■ Stated task
Copy out each line below exactly as it appears.

#### Dataset extract

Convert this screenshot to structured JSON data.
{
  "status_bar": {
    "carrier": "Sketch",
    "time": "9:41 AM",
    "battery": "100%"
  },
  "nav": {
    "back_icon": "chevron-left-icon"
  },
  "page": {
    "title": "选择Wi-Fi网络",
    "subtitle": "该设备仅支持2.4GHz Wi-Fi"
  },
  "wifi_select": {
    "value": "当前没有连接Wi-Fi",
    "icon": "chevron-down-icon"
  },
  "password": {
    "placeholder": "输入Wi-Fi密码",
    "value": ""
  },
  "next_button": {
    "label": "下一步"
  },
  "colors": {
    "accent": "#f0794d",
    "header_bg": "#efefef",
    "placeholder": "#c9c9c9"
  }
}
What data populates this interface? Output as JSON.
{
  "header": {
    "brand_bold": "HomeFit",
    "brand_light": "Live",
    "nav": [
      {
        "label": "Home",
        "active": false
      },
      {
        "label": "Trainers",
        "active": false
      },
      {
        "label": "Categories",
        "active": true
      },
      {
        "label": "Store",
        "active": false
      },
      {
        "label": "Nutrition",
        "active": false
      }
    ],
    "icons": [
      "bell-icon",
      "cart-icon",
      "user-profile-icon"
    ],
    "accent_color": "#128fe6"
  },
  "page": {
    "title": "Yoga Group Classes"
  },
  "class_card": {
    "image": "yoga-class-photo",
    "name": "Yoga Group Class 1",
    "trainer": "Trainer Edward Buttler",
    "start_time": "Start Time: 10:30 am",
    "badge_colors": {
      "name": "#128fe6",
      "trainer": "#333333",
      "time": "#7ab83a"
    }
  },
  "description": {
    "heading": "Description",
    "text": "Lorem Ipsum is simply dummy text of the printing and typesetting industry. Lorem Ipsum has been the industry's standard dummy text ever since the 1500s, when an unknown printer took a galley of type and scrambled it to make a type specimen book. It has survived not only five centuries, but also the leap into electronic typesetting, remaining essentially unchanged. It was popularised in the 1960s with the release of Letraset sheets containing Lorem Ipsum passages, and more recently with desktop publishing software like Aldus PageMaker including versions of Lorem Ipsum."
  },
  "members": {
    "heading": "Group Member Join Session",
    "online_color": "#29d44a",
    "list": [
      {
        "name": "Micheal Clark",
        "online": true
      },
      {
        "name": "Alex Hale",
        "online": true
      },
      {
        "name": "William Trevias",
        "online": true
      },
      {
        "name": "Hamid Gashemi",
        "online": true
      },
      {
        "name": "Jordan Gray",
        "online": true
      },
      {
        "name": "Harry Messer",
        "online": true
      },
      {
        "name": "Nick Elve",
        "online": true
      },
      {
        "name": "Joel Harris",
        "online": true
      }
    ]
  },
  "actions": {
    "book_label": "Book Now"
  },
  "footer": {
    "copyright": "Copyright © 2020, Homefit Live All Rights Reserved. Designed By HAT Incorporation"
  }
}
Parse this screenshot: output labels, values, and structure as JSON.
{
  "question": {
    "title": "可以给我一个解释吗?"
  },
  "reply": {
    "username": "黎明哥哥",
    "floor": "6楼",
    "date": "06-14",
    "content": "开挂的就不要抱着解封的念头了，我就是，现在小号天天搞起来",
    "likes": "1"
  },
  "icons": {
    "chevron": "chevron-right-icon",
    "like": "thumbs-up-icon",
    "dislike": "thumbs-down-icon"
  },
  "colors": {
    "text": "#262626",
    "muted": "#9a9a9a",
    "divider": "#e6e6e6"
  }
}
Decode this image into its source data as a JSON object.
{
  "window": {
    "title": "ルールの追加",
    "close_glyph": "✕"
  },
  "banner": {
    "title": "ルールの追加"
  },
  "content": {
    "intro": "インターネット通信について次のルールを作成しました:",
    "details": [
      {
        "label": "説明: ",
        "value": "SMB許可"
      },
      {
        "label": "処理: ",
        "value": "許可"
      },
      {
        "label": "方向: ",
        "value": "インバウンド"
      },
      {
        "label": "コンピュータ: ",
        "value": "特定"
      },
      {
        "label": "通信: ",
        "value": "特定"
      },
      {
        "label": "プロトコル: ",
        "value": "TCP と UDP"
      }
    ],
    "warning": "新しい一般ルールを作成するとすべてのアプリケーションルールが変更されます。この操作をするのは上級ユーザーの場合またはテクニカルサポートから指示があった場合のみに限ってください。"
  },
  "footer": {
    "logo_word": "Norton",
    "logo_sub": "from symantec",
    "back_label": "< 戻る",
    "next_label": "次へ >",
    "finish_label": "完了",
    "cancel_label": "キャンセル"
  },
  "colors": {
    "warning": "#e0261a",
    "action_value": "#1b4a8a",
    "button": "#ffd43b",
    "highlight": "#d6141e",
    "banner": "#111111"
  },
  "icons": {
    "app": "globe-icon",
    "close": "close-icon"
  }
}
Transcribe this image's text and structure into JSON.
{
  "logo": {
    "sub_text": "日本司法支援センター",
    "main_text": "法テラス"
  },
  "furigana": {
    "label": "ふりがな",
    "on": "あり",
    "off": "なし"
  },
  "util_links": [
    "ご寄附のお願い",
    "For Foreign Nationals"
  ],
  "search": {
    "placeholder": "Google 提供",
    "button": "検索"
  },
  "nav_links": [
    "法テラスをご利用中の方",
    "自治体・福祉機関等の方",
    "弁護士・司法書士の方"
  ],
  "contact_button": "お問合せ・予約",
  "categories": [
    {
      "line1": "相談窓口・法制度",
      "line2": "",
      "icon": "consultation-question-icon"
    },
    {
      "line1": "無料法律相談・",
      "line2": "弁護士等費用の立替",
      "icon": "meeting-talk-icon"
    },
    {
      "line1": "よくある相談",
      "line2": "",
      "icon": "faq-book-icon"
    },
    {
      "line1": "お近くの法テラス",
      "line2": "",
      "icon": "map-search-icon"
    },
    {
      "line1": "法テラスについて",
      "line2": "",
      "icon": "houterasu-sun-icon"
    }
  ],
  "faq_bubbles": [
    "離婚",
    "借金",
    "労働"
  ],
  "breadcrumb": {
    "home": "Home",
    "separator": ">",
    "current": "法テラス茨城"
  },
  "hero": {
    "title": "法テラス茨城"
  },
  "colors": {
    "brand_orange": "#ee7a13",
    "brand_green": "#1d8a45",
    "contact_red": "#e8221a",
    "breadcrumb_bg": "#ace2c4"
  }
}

########

■ The completed task
Convert this screenshot to structured JSON data.
{
  "status_bar": {
    "carrier": "Sketch",
    "time": "9:41 AM",
    "battery": "100%"
  },
  "nav": {
    "back_icon": "chevron-left-icon"
  },
  "page": {
    "title": "选择Wi-Fi网络",
    "subtitle": "该设备仅支持2.4GHz Wi-Fi"
  },
  "wifi_select": {
    "value": "当前没有连接Wi-Fi",
    "icon": "chevron-down-icon"
  },
  "password": {
    "placeholder": "输入Wi-Fi密码",
    "value": ""
  },
  "next_button": {
    "label": "下一步"
  },
  "colors": {
    "accent": "#f0794d",
    "header_bg": "#efefef",
    "placeholder": "#c9c9c9"
  }
}
What data populates this interface? Output as JSON.
{
  "header": {
    "brand_bold": "HomeFit",
    "brand_light": "Live",
    "nav": [
      {
        "label": "Home",
        "active": false
      },
      {
        "label": "Trainers",
        "active": false
      },
      {
        "label": "Categories",
        "active": true
      },
      {
        "label": "Store",
        "active": false
      },
      {
        "label": "Nutrition",
        "active": false
      }
    ],
    "icons": [
      "bell-icon",
      "cart-icon",
      "user-profile-icon"
    ],
    "accent_color": "#128fe6"
  },
  "page": {
    "title": "Yoga Group Classes"
  },
  "class_card": {
    "image": "yoga-class-photo",
    "name": "Yoga Group Class 1",
    "trainer": "Trainer Edward Buttler",
    "start_time": "Start Time: 10:30 am",
    "badge_colors": {
      "name": "#128fe6",
      "trainer": "#333333",
      "time": "#7ab83a"
    }
  },
  "description": {
    "heading": "Description",
    "text": "Lorem Ipsum is simply dummy text of the printing and typesetting industry. Lorem Ipsum has been the industry's standard dummy text ever since the 1500s, when an unknown printer took a galley of type and scrambled it to make a type specimen book. It has survived not only five centuries, but also the leap into electronic typesetting, remaining essentially unchanged. It was popularised in the 1960s with the release of Letraset sheets containing Lorem Ipsum passages, and more recently with desktop publishing software like Aldus PageMaker including versions of Lorem Ipsum."
  },
  "members": {
    "heading": "Group Member Join Session",
    "online_color": "#29d44a",
    "list": [
      {
        "name": "Micheal Clark",
        "online": true
      },
      {
        "name": "Alex Hale",
        "online": true
      },
      {
        "name": "William Trevias",
        "online": true
      },
      {
        "name": "Hamid Gashemi",
        "online": true
      },
      {
        "name": "Jordan Gray",
        "online": true
      },
      {
        "name": "Harry Messer",
        "online": true
      },
      {
        "name": "Nick Elve",
        "online": true
      },
      {
        "name": "Joel Harris",
        "online": true
      }
    ]
  },
  "actions": {
    "book_label": "Book Now"
  },
  "footer": {
    "copyright": "Copyright © 2020, Homefit Live All Rights Reserved. Designed By HAT Incorporation"
  }
}
Parse this screenshot: output labels, values, and structure as JSON.
{
  "question": {
    "title": "可以给我一个解释吗?"
  },
  "reply": {
    "username": "黎明哥哥",
    "floor": "6楼",
    "date": "06-14",
    "content": "开挂的就不要抱着解封的念头了，我就是，现在小号天天搞起来",
    "likes": "1"
  },
  "icons": {
    "chevron": "chevron-right-icon",
    "like": "thumbs-up-icon",
    "dislike": "thumbs-down-icon"
  },
  "colors": {
    "text": "#262626",
    "muted": "#9a9a9a",
    "divider": "#e6e6e6"
  }
}
Decode this image into its source data as a JSON object.
{
  "window": {
    "title": "ルールの追加",
    "close_glyph": "✕"
  },
  "banner": {
    "title": "ルールの追加"
  },
  "content": {
    "intro": "インターネット通信について次のルールを作成しました:",
    "details": [
      {
        "label": "説明: ",
        "value": "SMB許可"
      },
      {
        "label": "処理: ",
        "value": "許可"
      },
      {
        "label": "方向: ",
        "value": "インバウンド"
      },
      {
        "label": "コンピュータ: ",
        "value": "特定"
      },
      {
        "label": "通信: ",
        "value": "特定"
      },
      {
        "label": "プロトコル: ",
        "value": "TCP と UDP"
      }
    ],
    "warning": "新しい一般ルールを作成するとすべてのアプリケーションルールが変更されます。この操作をするのは上級ユーザーの場合またはテクニカルサポートから指示があった場合のみに限ってください。"
  },
  "footer": {
    "logo_word": "Norton",
    "logo_sub": "from symantec",
    "back_label": "< 戻る",
    "next_label": "次へ >",
    "finish_label": "完了",
    "cancel_label": "キャンセル"
  },
  "colors": {
    "warning": "#e0261a",
    "action_value": "#1b4a8a",
    "button": "#ffd43b",
    "highlight": "#d6141e",
    "banner": "#111111"
  },
  "icons": {
    "app": "globe-icon",
    "close": "close-icon"
  }
}
Transcribe this image's text and structure into JSON.
{
  "logo": {
    "sub_text": "日本司法支援センター",
    "main_text": "法テラス"
  },
  "furigana": {
    "label": "ふりがな",
    "on": "あり",
    "off": "なし"
  },
  "util_links": [
    "ご寄附のお願い",
    "For Foreign Nationals"
  ],
  "search": {
    "placeholder": "Google 提供",
    "button": "検索"
  },
  "nav_links": [
    "法テラスをご利用中の方",
    "自治体・福祉機関等の方",
    "弁護士・司法書士の方"
  ],
  "contact_button": "お問合せ・予約",
  "categories": [
    {
      "line1": "相談窓口・法制度",
      "line2": "",
      "icon": "consultation-question-icon"
    },
    {
      "line1": "無料法律相談・",
      "line2": "弁護士等費用の立替",
      "icon": "meeting-talk-icon"
    },
    {
      "line1": "よくある相談",
      "line2": "",
      "icon": "faq-book-icon"
    },
    {
      "line1": "お近くの法テラス",
      "line2": "",
      "icon": "map-search-icon"
    },
    {
      "line1": "法テラスについて",
      "line2": "",
      "icon": "houterasu-sun-icon"
    }
  ],
  "faq_bubbles": [
    "離婚",
    "借金",
    "労働"
  ],
  "breadcrumb": {
    "home": "Home",
    "separator": ">",
    "current": "法テラス茨城"
  },
  "hero": {
    "title": "法テラス茨城"
  },
  "colors": {
    "brand_orange": "#ee7a13",
    "brand_green": "#1d8a45",
    "contact_red": "#e8221a",
    "breadcrumb_bg": "#ace2c4"
  }
}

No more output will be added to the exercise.